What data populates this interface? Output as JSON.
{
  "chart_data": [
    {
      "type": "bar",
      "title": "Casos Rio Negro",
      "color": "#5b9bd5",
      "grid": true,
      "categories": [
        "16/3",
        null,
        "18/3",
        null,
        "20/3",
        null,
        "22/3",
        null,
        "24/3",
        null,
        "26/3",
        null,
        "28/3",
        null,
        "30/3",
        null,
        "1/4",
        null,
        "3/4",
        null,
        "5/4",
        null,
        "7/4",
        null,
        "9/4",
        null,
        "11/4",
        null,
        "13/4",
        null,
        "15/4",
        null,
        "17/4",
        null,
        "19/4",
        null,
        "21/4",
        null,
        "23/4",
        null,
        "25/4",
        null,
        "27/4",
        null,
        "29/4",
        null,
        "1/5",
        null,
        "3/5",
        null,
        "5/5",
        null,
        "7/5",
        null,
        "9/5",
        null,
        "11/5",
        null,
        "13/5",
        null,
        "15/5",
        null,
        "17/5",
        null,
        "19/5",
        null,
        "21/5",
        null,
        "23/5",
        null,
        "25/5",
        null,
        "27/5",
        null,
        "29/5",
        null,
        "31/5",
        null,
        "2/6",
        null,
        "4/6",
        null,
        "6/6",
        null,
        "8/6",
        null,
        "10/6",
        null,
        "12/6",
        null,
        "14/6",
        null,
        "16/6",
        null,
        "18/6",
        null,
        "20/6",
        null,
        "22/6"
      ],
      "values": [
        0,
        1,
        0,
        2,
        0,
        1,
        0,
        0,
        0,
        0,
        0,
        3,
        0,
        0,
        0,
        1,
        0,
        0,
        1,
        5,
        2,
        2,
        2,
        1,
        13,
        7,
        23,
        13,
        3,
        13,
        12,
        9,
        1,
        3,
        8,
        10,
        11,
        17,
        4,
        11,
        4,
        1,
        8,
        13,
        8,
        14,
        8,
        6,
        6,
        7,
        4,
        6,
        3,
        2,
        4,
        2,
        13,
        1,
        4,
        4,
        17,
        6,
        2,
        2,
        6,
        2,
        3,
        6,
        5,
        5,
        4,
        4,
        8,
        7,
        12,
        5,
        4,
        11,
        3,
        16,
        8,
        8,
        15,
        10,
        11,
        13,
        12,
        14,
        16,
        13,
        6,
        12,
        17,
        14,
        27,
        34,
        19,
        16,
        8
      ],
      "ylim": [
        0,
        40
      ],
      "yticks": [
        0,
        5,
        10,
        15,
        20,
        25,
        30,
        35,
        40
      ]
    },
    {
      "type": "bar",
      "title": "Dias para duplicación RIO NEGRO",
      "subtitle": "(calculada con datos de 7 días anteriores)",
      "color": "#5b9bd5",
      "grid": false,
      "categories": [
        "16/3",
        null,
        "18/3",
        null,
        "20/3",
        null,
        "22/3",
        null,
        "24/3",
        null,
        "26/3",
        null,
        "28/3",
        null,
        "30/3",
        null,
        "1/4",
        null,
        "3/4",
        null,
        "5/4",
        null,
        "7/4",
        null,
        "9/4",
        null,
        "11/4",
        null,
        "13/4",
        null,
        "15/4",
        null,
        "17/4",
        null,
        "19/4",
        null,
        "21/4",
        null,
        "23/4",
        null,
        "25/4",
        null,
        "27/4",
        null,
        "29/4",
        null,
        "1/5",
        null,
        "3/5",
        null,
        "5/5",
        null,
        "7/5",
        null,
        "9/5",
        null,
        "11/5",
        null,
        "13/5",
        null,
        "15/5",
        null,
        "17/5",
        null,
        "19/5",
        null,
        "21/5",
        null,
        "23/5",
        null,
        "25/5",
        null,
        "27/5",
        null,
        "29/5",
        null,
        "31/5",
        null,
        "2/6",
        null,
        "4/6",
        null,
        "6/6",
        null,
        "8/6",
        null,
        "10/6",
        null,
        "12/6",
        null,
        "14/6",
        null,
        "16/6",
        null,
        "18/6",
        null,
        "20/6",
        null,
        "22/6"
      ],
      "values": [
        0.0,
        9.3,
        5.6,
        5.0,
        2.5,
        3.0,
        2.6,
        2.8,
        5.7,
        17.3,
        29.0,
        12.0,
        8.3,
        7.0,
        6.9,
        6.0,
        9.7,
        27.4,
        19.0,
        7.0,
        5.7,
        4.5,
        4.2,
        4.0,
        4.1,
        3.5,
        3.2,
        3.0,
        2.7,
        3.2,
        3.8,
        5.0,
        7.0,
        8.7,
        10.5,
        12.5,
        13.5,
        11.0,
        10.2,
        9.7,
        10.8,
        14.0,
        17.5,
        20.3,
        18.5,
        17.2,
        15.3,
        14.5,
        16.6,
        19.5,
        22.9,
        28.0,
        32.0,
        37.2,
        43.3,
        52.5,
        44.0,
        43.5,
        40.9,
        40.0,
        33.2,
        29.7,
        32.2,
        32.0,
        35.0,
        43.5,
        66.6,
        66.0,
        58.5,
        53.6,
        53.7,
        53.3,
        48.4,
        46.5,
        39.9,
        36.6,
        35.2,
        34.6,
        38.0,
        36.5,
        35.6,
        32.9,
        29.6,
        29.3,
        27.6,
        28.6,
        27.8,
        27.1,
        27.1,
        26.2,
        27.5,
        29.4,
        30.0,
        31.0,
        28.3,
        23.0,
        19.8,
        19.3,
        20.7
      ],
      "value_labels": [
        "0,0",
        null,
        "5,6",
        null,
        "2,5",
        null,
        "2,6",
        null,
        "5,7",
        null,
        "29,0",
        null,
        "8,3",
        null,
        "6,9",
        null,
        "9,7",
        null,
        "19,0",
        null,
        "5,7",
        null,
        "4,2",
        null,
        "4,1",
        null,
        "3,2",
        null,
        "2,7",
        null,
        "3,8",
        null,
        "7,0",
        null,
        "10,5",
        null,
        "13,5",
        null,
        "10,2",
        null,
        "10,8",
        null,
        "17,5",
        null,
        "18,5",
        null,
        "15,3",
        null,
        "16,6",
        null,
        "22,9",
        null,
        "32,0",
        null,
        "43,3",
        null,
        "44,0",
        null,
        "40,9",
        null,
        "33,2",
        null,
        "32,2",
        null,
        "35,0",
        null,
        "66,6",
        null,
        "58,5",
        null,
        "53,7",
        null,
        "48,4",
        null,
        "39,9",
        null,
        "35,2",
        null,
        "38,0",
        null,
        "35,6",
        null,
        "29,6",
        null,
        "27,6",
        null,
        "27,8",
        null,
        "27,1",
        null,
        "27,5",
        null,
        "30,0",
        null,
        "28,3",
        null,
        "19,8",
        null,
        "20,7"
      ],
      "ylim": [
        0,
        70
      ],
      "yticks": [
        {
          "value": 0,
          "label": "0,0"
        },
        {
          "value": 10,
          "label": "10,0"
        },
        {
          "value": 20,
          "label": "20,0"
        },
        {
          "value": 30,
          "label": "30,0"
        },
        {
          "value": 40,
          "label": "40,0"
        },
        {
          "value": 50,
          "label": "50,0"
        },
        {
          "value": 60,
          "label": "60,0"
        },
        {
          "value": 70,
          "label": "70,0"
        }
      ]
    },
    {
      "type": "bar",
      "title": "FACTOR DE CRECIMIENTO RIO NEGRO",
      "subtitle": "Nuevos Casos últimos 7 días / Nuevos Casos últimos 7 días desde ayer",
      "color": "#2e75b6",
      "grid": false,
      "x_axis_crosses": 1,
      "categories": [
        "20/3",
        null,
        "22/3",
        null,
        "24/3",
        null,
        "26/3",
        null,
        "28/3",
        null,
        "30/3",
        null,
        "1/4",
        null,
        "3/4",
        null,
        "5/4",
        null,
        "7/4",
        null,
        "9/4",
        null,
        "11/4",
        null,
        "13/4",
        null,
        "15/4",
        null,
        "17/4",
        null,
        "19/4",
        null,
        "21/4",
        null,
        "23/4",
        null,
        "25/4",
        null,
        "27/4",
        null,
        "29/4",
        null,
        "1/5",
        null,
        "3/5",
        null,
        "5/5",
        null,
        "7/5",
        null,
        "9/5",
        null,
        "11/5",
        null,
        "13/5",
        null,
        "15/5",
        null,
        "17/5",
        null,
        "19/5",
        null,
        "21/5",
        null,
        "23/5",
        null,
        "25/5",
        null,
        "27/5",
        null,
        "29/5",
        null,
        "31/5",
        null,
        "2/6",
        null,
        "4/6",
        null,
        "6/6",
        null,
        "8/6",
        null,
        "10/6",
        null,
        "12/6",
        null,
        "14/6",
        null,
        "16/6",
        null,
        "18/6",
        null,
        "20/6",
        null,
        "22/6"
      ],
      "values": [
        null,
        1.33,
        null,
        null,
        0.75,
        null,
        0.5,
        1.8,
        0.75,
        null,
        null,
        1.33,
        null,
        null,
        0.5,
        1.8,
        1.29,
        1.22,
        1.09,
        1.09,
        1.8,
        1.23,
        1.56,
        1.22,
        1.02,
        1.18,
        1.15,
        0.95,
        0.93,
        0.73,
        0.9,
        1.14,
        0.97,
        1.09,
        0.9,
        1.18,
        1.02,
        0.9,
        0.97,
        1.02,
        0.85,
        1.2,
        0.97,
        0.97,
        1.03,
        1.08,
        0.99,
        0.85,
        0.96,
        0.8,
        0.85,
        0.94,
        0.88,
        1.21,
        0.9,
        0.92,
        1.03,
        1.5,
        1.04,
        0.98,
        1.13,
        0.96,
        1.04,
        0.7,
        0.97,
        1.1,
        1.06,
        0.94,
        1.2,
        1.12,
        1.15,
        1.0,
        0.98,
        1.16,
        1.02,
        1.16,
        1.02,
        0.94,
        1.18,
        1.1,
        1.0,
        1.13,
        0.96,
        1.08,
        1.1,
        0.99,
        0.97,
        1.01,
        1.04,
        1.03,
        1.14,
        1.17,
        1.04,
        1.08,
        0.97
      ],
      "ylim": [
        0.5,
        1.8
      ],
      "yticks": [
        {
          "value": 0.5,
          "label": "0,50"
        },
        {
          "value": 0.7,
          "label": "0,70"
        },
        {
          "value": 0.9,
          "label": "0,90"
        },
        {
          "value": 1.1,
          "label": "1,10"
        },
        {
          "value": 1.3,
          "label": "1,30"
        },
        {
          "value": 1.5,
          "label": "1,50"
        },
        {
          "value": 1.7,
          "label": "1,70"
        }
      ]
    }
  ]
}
= = = = = = =
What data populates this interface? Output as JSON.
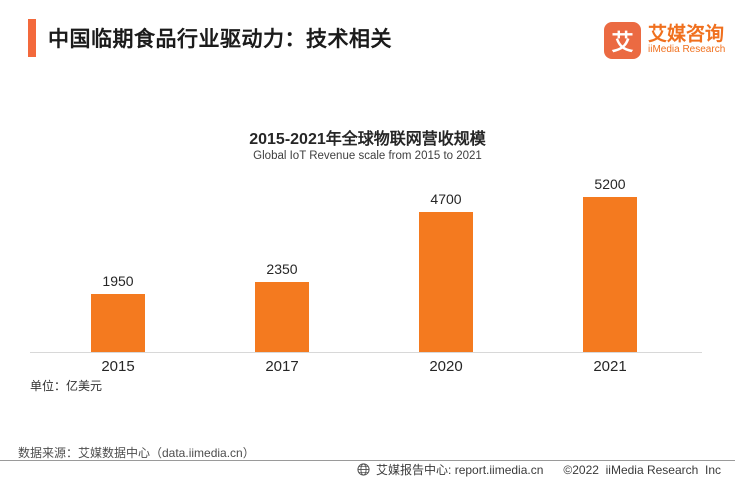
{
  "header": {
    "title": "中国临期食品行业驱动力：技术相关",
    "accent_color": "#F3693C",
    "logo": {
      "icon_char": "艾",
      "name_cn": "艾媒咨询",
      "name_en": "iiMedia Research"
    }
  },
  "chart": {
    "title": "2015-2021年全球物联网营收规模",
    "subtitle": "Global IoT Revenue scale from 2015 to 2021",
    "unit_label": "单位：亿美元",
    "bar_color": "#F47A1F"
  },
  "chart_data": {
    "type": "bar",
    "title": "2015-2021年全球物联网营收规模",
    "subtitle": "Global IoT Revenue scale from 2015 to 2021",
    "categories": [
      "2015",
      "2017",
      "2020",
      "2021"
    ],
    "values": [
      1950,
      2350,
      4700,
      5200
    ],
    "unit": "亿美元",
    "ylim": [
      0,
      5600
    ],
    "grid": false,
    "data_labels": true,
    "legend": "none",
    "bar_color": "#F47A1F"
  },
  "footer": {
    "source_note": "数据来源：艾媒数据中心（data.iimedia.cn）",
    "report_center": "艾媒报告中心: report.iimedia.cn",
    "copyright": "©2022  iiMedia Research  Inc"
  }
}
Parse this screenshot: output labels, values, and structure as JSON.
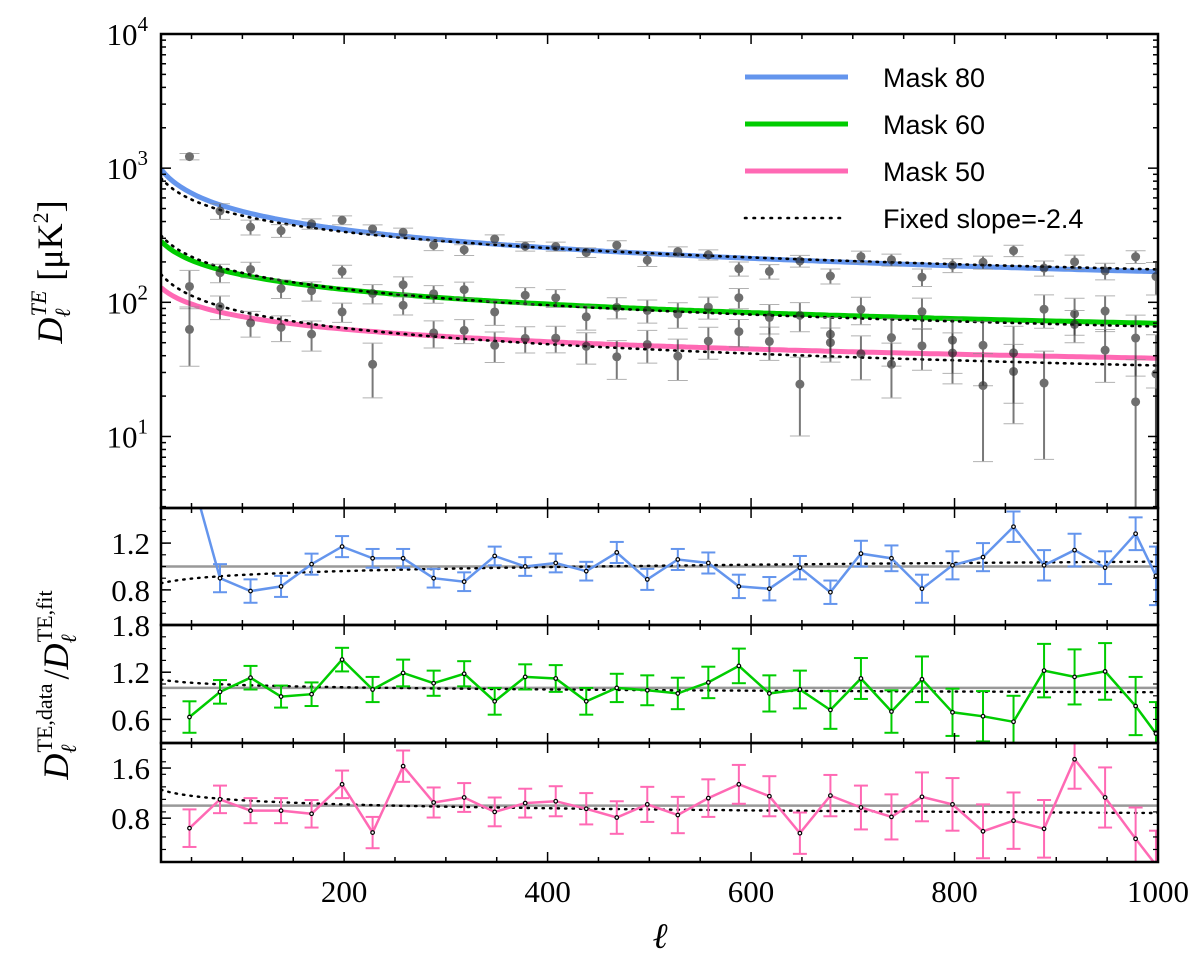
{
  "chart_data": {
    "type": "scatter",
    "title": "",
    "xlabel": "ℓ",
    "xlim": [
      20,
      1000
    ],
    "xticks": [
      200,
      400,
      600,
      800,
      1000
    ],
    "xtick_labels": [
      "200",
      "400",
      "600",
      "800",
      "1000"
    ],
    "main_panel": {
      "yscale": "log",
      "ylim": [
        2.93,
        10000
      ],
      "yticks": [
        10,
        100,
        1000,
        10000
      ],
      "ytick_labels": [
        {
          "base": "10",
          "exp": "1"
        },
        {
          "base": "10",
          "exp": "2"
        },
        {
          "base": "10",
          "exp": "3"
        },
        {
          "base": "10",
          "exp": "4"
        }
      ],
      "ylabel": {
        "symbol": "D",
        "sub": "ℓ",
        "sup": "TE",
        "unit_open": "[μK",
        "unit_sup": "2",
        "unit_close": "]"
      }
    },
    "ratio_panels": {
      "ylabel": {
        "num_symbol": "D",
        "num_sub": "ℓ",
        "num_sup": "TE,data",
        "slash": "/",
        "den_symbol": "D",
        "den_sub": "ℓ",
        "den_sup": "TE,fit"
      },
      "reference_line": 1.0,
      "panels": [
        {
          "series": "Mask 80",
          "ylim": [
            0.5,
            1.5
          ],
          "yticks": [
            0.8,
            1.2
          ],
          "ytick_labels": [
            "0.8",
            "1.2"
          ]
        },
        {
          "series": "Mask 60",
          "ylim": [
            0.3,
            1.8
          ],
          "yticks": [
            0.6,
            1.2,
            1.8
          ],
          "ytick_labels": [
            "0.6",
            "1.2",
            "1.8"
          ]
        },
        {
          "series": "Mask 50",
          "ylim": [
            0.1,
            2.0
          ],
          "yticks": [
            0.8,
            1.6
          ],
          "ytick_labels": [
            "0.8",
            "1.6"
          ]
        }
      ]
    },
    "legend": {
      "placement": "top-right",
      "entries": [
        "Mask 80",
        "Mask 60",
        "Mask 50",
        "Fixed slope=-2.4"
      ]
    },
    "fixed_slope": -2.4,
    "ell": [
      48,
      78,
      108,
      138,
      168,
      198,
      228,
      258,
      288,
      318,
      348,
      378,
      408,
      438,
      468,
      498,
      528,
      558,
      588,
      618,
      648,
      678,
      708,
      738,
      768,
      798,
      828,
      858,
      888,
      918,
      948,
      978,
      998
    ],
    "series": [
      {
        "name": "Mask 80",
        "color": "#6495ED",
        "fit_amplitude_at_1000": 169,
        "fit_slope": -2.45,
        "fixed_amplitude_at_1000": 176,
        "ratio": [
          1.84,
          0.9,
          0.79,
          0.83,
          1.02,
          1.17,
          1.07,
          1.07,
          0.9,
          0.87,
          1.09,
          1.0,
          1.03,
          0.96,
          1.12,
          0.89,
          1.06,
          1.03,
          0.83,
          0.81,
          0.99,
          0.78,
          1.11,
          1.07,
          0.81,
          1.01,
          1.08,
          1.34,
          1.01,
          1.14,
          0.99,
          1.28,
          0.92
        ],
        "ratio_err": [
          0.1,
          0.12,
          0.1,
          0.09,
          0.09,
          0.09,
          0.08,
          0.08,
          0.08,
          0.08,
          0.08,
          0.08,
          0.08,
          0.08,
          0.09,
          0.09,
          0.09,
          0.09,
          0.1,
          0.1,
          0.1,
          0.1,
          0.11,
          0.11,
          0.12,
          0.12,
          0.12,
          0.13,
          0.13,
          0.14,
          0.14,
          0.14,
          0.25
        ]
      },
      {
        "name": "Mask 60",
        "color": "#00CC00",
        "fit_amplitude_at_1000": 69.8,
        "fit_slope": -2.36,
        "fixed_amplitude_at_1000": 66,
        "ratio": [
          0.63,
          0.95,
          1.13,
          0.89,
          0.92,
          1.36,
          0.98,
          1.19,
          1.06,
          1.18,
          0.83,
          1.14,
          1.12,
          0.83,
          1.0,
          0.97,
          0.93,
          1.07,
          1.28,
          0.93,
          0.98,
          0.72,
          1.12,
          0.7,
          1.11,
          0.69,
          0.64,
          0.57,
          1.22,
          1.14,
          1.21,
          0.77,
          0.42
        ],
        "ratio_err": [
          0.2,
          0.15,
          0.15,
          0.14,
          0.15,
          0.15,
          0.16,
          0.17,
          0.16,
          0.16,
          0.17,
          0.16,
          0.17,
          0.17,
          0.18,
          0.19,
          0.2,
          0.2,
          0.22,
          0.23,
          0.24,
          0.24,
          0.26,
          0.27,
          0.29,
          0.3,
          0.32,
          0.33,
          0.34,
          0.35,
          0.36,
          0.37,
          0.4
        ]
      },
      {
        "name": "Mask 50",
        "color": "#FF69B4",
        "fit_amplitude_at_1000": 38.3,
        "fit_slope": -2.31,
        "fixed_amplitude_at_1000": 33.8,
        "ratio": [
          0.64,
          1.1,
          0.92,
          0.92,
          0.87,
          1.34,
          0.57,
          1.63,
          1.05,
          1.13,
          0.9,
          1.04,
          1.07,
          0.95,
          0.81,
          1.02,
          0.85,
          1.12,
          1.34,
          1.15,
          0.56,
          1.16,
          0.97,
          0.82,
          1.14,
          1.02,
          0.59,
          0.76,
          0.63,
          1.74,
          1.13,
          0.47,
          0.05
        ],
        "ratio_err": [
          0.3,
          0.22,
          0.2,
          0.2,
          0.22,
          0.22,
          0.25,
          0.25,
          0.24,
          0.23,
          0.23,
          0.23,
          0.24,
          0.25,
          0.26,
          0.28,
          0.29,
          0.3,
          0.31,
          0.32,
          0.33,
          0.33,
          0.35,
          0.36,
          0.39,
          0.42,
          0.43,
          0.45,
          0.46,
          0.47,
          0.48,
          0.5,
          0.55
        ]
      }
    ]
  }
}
= = = = = = =
**Direction:** From the records above, pull out every line containing the word "Research".

**Written solution:**
      "name_en": "iiMedia Research"
    "copyright": "©2022  iiMedia Research  Inc"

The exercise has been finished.